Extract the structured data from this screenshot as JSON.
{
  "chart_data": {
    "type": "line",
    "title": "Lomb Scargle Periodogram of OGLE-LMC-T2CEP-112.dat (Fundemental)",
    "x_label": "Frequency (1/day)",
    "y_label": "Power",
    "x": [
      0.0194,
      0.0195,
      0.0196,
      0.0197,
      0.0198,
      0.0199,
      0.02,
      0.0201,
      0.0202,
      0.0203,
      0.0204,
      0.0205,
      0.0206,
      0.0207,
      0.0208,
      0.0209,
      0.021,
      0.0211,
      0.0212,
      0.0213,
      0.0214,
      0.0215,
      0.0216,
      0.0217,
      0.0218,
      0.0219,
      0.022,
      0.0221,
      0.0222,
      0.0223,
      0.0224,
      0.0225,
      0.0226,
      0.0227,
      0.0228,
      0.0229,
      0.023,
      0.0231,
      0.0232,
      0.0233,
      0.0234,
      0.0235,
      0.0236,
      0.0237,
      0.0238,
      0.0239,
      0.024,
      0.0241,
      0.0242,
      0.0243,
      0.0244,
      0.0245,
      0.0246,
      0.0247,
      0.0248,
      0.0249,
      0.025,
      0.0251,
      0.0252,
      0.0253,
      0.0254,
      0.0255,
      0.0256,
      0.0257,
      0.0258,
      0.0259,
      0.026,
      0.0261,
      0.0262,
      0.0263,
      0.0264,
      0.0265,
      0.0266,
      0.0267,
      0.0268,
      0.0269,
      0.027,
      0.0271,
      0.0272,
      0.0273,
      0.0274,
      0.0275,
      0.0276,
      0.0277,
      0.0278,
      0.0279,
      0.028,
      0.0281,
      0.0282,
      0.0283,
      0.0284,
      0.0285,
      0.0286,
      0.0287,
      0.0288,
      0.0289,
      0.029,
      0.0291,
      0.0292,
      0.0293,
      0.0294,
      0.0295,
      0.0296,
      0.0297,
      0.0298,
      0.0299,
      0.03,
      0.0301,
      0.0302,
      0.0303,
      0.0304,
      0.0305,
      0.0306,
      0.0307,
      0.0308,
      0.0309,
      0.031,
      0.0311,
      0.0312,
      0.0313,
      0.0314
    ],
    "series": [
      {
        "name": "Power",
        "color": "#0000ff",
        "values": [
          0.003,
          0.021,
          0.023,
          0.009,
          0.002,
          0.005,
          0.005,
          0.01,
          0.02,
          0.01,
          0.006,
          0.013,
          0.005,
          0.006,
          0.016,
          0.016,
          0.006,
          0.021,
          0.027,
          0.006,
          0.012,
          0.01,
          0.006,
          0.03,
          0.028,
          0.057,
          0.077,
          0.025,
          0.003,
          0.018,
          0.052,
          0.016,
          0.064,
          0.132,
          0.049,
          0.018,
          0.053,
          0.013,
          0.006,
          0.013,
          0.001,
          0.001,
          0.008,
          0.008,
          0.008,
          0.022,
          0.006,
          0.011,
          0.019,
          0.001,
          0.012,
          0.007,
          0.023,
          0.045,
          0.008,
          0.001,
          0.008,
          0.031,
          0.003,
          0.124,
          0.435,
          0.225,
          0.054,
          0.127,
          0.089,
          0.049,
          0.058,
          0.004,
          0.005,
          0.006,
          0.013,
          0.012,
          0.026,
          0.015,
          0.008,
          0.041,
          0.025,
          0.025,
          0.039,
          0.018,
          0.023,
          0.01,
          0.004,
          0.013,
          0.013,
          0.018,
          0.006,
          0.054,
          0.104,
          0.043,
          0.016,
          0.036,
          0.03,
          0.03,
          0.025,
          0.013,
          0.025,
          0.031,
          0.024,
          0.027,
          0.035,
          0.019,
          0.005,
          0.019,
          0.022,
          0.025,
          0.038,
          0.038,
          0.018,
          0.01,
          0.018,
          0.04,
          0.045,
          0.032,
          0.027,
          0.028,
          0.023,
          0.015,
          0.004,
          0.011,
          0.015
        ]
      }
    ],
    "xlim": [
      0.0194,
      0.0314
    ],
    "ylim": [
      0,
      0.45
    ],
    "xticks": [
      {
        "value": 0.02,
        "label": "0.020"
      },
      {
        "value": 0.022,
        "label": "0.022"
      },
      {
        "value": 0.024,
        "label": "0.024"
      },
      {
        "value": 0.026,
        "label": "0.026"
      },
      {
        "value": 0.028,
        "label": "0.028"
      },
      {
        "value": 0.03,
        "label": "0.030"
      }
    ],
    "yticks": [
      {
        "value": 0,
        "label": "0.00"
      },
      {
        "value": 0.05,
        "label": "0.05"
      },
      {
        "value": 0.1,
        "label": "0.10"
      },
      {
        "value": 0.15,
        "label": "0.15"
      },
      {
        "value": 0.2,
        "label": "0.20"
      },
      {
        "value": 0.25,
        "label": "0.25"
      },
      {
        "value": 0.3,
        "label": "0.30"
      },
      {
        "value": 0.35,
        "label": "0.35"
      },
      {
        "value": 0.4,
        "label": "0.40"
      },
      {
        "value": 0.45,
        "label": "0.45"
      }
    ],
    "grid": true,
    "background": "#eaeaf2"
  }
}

_ _ _ _ _ _ _

Repeat the listing in full, keeping every line exactly as it is.

RESULT —
Extract the structured data from this screenshot as JSON.
{
  "chart_data": {
    "type": "line",
    "title": "Lomb Scargle Periodogram of OGLE-LMC-T2CEP-112.dat (Fundemental)",
    "x_label": "Frequency (1/day)",
    "y_label": "Power",
    "x": [
      0.0194,
      0.0195,
      0.0196,
      0.0197,
      0.0198,
      0.0199,
      0.02,
      0.0201,
      0.0202,
      0.0203,
      0.0204,
      0.0205,
      0.0206,
      0.0207,
      0.0208,
      0.0209,
      0.021,
      0.0211,
      0.0212,
      0.0213,
      0.0214,
      0.0215,
      0.0216,
      0.0217,
      0.0218,
      0.0219,
      0.022,
      0.0221,
      0.0222,
      0.0223,
      0.0224,
      0.0225,
      0.0226,
      0.0227,
      0.0228,
      0.0229,
      0.023,
      0.0231,
      0.0232,
      0.0233,
      0.0234,
      0.0235,
      0.0236,
      0.0237,
      0.0238,
      0.0239,
      0.024,
      0.0241,
      0.0242,
      0.0243,
      0.0244,
      0.0245,
      0.0246,
      0.0247,
      0.0248,
      0.0249,
      0.025,
      0.0251,
      0.0252,
      0.0253,
      0.0254,
      0.0255,
      0.0256,
      0.0257,
      0.0258,
      0.0259,
      0.026,
      0.0261,
      0.0262,
      0.0263,
      0.0264,
      0.0265,
      0.0266,
      0.0267,
      0.0268,
      0.0269,
      0.027,
      0.0271,
      0.0272,
      0.0273,
      0.0274,
      0.0275,
      0.0276,
      0.0277,
      0.0278,
      0.0279,
      0.028,
      0.0281,
      0.0282,
      0.0283,
      0.0284,
      0.0285,
      0.0286,
      0.0287,
      0.0288,
      0.0289,
      0.029,
      0.0291,
      0.0292,
      0.0293,
      0.0294,
      0.0295,
      0.0296,
      0.0297,
      0.0298,
      0.0299,
      0.03,
      0.0301,
      0.0302,
      0.0303,
      0.0304,
      0.0305,
      0.0306,
      0.0307,
      0.0308,
      0.0309,
      0.031,
      0.0311,
      0.0312,
      0.0313,
      0.0314
    ],
    "series": [
      {
        "name": "Power",
        "color": "#0000ff",
        "values": [
          0.003,
          0.021,
          0.023,
          0.009,
          0.002,
          0.005,
          0.005,
          0.01,
          0.02,
          0.01,
          0.006,
          0.013,
          0.005,
          0.006,
          0.016,
          0.016,
          0.006,
          0.021,
          0.027,
          0.006,
          0.012,
          0.01,
          0.006,
          0.03,
          0.028,
          0.057,
          0.077,
          0.025,
          0.003,
          0.018,
          0.052,
          0.016,
          0.064,
          0.132,
          0.049,
          0.018,
          0.053,
          0.013,
          0.006,
          0.013,
          0.001,
          0.001,
          0.008,
          0.008,
          0.008,
          0.022,
          0.006,
          0.011,
          0.019,
          0.001,
          0.012,
          0.007,
          0.023,
          0.045,
          0.008,
          0.001,
          0.008,
          0.031,
          0.003,
          0.124,
          0.435,
          0.225,
          0.054,
          0.127,
          0.089,
          0.049,
          0.058,
          0.004,
          0.005,
          0.006,
          0.013,
          0.012,
          0.026,
          0.015,
          0.008,
          0.041,
          0.025,
          0.025,
          0.039,
          0.018,
          0.023,
          0.01,
          0.004,
          0.013,
          0.013,
          0.018,
          0.006,
          0.054,
          0.104,
          0.043,
          0.016,
          0.036,
          0.03,
          0.03,
          0.025,
          0.013,
          0.025,
          0.031,
          0.024,
          0.027,
          0.035,
          0.019,
          0.005,
          0.019,
          0.022,
          0.025,
          0.038,
          0.038,
          0.018,
          0.01,
          0.018,
          0.04,
          0.045,
          0.032,
          0.027,
          0.028,
          0.023,
          0.015,
          0.004,
          0.011,
          0.015
        ]
      }
    ],
    "xlim": [
      0.0194,
      0.0314
    ],
    "ylim": [
      0,
      0.45
    ],
    "xticks": [
      {
        "value": 0.02,
        "label": "0.020"
      },
      {
        "value": 0.022,
        "label": "0.022"
      },
      {
        "value": 0.024,
        "label": "0.024"
      },
      {
        "value": 0.026,
        "label": "0.026"
      },
      {
        "value": 0.028,
        "label": "0.028"
      },
      {
        "value": 0.03,
        "label": "0.030"
      }
    ],
    "yticks": [
      {
        "value": 0,
        "label": "0.00"
      },
      {
        "value": 0.05,
        "label": "0.05"
      },
      {
        "value": 0.1,
        "label": "0.10"
      },
      {
        "value": 0.15,
        "label": "0.15"
      },
      {
        "value": 0.2,
        "label": "0.20"
      },
      {
        "value": 0.25,
        "label": "0.25"
      },
      {
        "value": 0.3,
        "label": "0.30"
      },
      {
        "value": 0.35,
        "label": "0.35"
      },
      {
        "value": 0.4,
        "label": "0.40"
      },
      {
        "value": 0.45,
        "label": "0.45"
      }
    ],
    "grid": true,
    "background": "#eaeaf2"
  }
}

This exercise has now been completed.